EXERCISE GOAL:
Copy each line of the records that holds the string "this".
↓
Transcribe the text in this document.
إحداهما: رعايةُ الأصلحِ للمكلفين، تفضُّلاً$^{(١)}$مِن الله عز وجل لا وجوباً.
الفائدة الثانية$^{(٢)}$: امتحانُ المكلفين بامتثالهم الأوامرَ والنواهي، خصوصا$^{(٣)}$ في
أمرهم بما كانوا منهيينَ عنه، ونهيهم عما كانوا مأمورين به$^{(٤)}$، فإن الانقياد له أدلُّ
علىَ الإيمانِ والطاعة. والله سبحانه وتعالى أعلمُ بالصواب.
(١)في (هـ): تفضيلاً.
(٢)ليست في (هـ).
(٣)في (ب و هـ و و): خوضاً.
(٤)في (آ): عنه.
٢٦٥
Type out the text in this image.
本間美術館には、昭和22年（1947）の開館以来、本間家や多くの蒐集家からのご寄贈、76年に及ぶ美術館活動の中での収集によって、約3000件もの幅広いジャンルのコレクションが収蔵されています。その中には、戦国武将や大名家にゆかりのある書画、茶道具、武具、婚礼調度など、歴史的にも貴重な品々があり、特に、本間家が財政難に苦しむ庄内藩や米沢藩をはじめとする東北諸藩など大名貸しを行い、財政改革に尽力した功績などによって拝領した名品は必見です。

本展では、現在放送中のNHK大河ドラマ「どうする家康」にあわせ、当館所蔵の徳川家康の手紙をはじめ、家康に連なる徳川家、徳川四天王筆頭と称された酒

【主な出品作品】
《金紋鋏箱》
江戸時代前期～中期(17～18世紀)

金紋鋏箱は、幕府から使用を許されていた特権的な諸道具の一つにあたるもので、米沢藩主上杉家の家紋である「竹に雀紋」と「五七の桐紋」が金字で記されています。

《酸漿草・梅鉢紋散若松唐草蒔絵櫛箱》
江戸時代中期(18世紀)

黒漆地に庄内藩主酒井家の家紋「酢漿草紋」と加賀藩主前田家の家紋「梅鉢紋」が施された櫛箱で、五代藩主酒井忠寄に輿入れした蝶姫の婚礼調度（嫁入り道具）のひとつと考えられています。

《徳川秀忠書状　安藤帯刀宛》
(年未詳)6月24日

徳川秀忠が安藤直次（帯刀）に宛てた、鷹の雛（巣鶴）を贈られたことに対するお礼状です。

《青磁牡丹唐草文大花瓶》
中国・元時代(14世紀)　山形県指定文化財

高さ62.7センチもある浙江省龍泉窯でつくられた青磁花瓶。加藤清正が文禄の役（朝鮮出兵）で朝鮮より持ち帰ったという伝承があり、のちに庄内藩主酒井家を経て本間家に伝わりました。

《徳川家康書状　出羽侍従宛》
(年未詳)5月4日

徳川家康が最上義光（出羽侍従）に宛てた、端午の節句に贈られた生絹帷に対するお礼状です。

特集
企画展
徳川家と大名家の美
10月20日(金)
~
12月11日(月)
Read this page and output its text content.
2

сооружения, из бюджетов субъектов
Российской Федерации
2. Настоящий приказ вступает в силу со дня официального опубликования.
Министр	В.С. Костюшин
↑
REPLY:
Transcribe the text in this document.
Type out the text in this image.
Read this page and output its text content.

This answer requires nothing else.